Written problem => From the records below, extract all the text exactly and leave the images behind.

- - -

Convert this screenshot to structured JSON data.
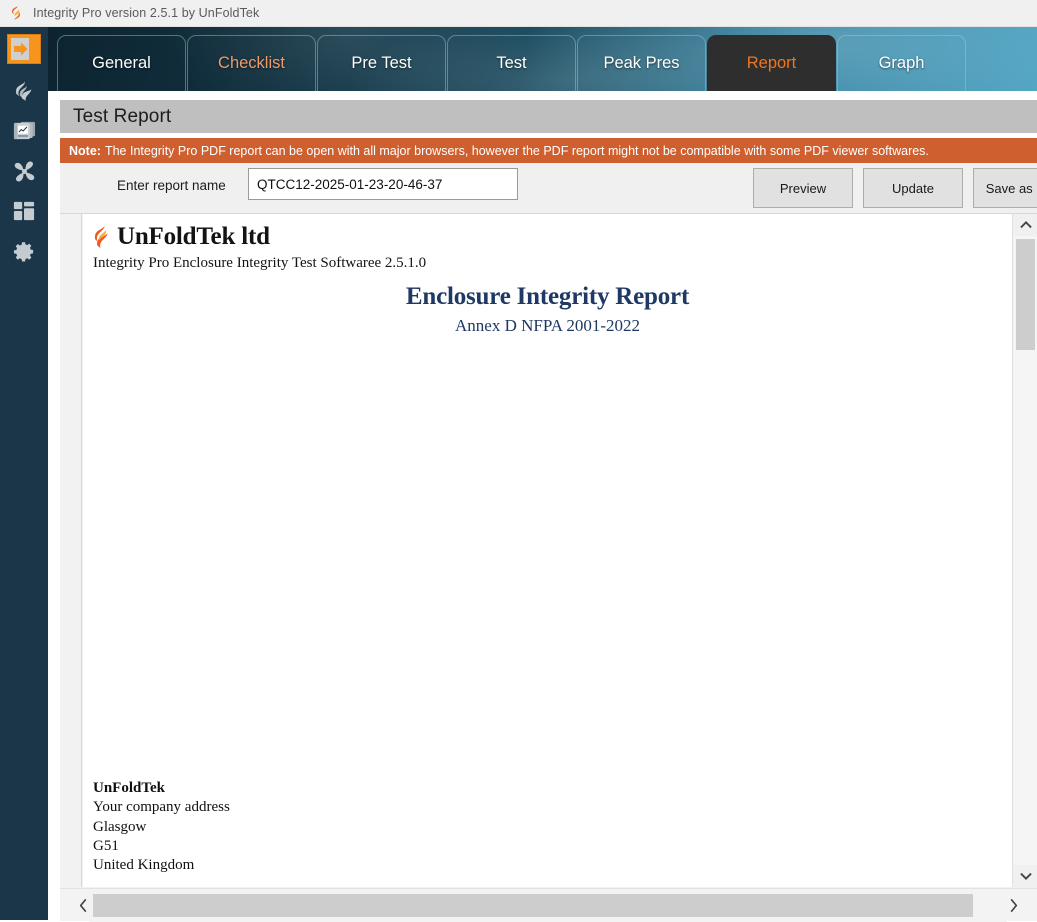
{
  "window": {
    "title": "Integrity Pro version 2.5.1 by UnFoldTek",
    "app_icon": "flame-logo-icon"
  },
  "theme": {
    "accent_orange": "#f0761e",
    "note_bar_bg": "#cf5f2e",
    "rail_bg": "#1b3648",
    "active_tab_bg": "#2e2e2e",
    "report_heading_blue": "#1f3864",
    "section_header_bg": "#bfbfbf"
  },
  "sidebar": {
    "items": [
      {
        "icon": "expand-arrow-icon",
        "name": "expand-menu"
      },
      {
        "icon": "flame-icon",
        "name": "agent-suppression"
      },
      {
        "icon": "chart-document-icon",
        "name": "reports"
      },
      {
        "icon": "fan-icon",
        "name": "fan-blower"
      },
      {
        "icon": "dashboard-grid-icon",
        "name": "dashboard"
      },
      {
        "icon": "gear-icon",
        "name": "settings"
      }
    ]
  },
  "tabs": [
    {
      "label": "General",
      "state": "normal"
    },
    {
      "label": "Checklist",
      "state": "hovered"
    },
    {
      "label": "Pre Test",
      "state": "normal"
    },
    {
      "label": "Test",
      "state": "normal"
    },
    {
      "label": "Peak Pres",
      "state": "normal"
    },
    {
      "label": "Report",
      "state": "active"
    },
    {
      "label": "Graph",
      "state": "normal"
    }
  ],
  "section": {
    "title": "Test Report"
  },
  "note": {
    "label": "Note:",
    "text": "The Integrity Pro PDF report can be open with all major browsers, however the PDF report might not be compatible with some PDF viewer softwares."
  },
  "toolbar": {
    "report_name_label": "Enter report name",
    "report_name_value": "QTCC12-2025-01-23-20-46-37",
    "report_name_placeholder": "Enter report name",
    "preview_label": "Preview",
    "update_label": "Update",
    "save_pdf_label": "Save as PDF"
  },
  "report": {
    "company": "UnFoldTek ltd",
    "software_line": "Integrity Pro Enclosure Integrity Test Softwaree 2.5.1.0",
    "title": "Enclosure Integrity Report",
    "standard": "Annex D NFPA 2001-2022",
    "footer": {
      "name": "UnFoldTek",
      "address_line": "Your company address",
      "city": "Glasgow",
      "postcode": "G51",
      "country": "United Kingdom"
    }
  },
  "scrollbars": {
    "vertical": {
      "up_icon": "chevron-up-icon",
      "down_icon": "chevron-down-icon"
    },
    "horizontal": {
      "left_icon": "chevron-left-icon",
      "right_icon": "chevron-right-icon"
    }
  }
}
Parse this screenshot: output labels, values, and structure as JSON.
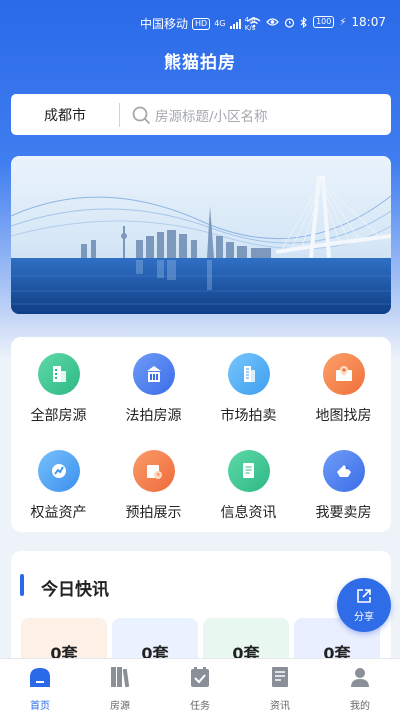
{
  "status_bar": {
    "carrier": "中国移动",
    "hd_badge": "HD",
    "network_type": "4G",
    "net_speed_value": "4.6",
    "net_speed_unit": "K/s",
    "battery": "100",
    "time": "18:07"
  },
  "header": {
    "title": "熊猫拍房"
  },
  "search": {
    "city": "成都市",
    "placeholder": "房源标题/小区名称"
  },
  "menu": {
    "items": [
      {
        "label": "全部房源",
        "icon": "building-icon",
        "color": "#34c38f"
      },
      {
        "label": "法拍房源",
        "icon": "bank-icon",
        "color": "#4a7df0"
      },
      {
        "label": "市场拍卖",
        "icon": "office-tower-icon",
        "color": "#4aa8f0"
      },
      {
        "label": "地图找房",
        "icon": "map-pin-icon",
        "color": "#f07c3c"
      },
      {
        "label": "权益资产",
        "icon": "growth-icon",
        "color": "#3a9af0"
      },
      {
        "label": "预拍展示",
        "icon": "calendar-clock-icon",
        "color": "#f07c3c"
      },
      {
        "label": "信息资讯",
        "icon": "document-icon",
        "color": "#34c38f"
      },
      {
        "label": "我要卖房",
        "icon": "house-tag-icon",
        "color": "#4a7df0"
      }
    ]
  },
  "news": {
    "title": "今日快讯",
    "stats": [
      {
        "value": "0套",
        "bg": "#fdf0e6"
      },
      {
        "value": "0套",
        "bg": "#eaf2ff"
      },
      {
        "value": "0套",
        "bg": "#e8f8f0"
      },
      {
        "value": "0套",
        "bg": "#eaefff"
      }
    ]
  },
  "share": {
    "label": "分享"
  },
  "tabs": [
    {
      "label": "首页",
      "icon": "home-icon",
      "active": true
    },
    {
      "label": "房源",
      "icon": "books-icon",
      "active": false
    },
    {
      "label": "任务",
      "icon": "task-check-icon",
      "active": false
    },
    {
      "label": "资讯",
      "icon": "news-icon",
      "active": false
    },
    {
      "label": "我的",
      "icon": "user-icon",
      "active": false
    }
  ],
  "colors": {
    "primary": "#2a6ae8",
    "tab_inactive": "#666666"
  }
}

- - -

Result below =>
Convert this screenshot to structured JSON data.
{
  "window": {
    "title": "Integrity Pro version 2.5.1 by UnFoldTek",
    "app_icon": "flame-logo-icon"
  },
  "theme": {
    "accent_orange": "#f0761e",
    "note_bar_bg": "#cf5f2e",
    "rail_bg": "#1b3648",
    "active_tab_bg": "#2e2e2e",
    "report_heading_blue": "#1f3864",
    "section_header_bg": "#bfbfbf"
  },
  "sidebar": {
    "items": [
      {
        "icon": "expand-arrow-icon",
        "name": "expand-menu"
      },
      {
        "icon": "flame-icon",
        "name": "agent-suppression"
      },
      {
        "icon": "chart-document-icon",
        "name": "reports"
      },
      {
        "icon": "fan-icon",
        "name": "fan-blower"
      },
      {
        "icon": "dashboard-grid-icon",
        "name": "dashboard"
      },
      {
        "icon": "gear-icon",
        "name": "settings"
      }
    ]
  },
  "tabs": [
    {
      "label": "General",
      "state": "normal"
    },
    {
      "label": "Checklist",
      "state": "hovered"
    },
    {
      "label": "Pre Test",
      "state": "normal"
    },
    {
      "label": "Test",
      "state": "normal"
    },
    {
      "label": "Peak Pres",
      "state": "normal"
    },
    {
      "label": "Report",
      "state": "active"
    },
    {
      "label": "Graph",
      "state": "normal"
    }
  ],
  "section": {
    "title": "Test Report"
  },
  "note": {
    "label": "Note:",
    "text": "The Integrity Pro PDF report can be open with all major browsers, however the PDF report might not be compatible with some PDF viewer softwares."
  },
  "toolbar": {
    "report_name_label": "Enter report name",
    "report_name_value": "QTCC12-2025-01-23-20-46-37",
    "report_name_placeholder": "Enter report name",
    "preview_label": "Preview",
    "update_label": "Update",
    "save_pdf_label": "Save as PDF"
  },
  "report": {
    "company": "UnFoldTek ltd",
    "software_line": "Integrity Pro Enclosure Integrity Test Softwaree 2.5.1.0",
    "title": "Enclosure Integrity Report",
    "standard": "Annex D NFPA 2001-2022",
    "footer": {
      "name": "UnFoldTek",
      "address_line": "Your company address",
      "city": "Glasgow",
      "postcode": "G51",
      "country": "United Kingdom"
    }
  },
  "scrollbars": {
    "vertical": {
      "up_icon": "chevron-up-icon",
      "down_icon": "chevron-down-icon"
    },
    "horizontal": {
      "left_icon": "chevron-left-icon",
      "right_icon": "chevron-right-icon"
    }
  }
}
Parse this screenshot: output labels, values, and structure as JSON.
{
  "status_bar": {
    "carrier": "中国移动",
    "hd_badge": "HD",
    "network_type": "4G",
    "net_speed_value": "4.6",
    "net_speed_unit": "K/s",
    "battery": "100",
    "time": "18:07"
  },
  "header": {
    "title": "熊猫拍房"
  },
  "search": {
    "city": "成都市",
    "placeholder": "房源标题/小区名称"
  },
  "menu": {
    "items": [
      {
        "label": "全部房源",
        "icon": "building-icon",
        "color": "#34c38f"
      },
      {
        "label": "法拍房源",
        "icon": "bank-icon",
        "color": "#4a7df0"
      },
      {
        "label": "市场拍卖",
        "icon": "office-tower-icon",
        "color": "#4aa8f0"
      },
      {
        "label": "地图找房",
        "icon": "map-pin-icon",
        "color": "#f07c3c"
      },
      {
        "label": "权益资产",
        "icon": "growth-icon",
        "color": "#3a9af0"
      },
      {
        "label": "预拍展示",
        "icon": "calendar-clock-icon",
        "color": "#f07c3c"
      },
      {
        "label": "信息资讯",
        "icon": "document-icon",
        "color": "#34c38f"
      },
      {
        "label": "我要卖房",
        "icon": "house-tag-icon",
        "color": "#4a7df0"
      }
    ]
  },
  "news": {
    "title": "今日快讯",
    "stats": [
      {
        "value": "0套",
        "bg": "#fdf0e6"
      },
      {
        "value": "0套",
        "bg": "#eaf2ff"
      },
      {
        "value": "0套",
        "bg": "#e8f8f0"
      },
      {
        "value": "0套",
        "bg": "#eaefff"
      }
    ]
  },
  "share": {
    "label": "分享"
  },
  "tabs": [
    {
      "label": "首页",
      "icon": "home-icon",
      "active": true
    },
    {
      "label": "房源",
      "icon": "books-icon",
      "active": false
    },
    {
      "label": "任务",
      "icon": "task-check-icon",
      "active": false
    },
    {
      "label": "资讯",
      "icon": "news-icon",
      "active": false
    },
    {
      "label": "我的",
      "icon": "user-icon",
      "active": false
    }
  ],
  "colors": {
    "primary": "#2a6ae8",
    "tab_inactive": "#666666"
  }
}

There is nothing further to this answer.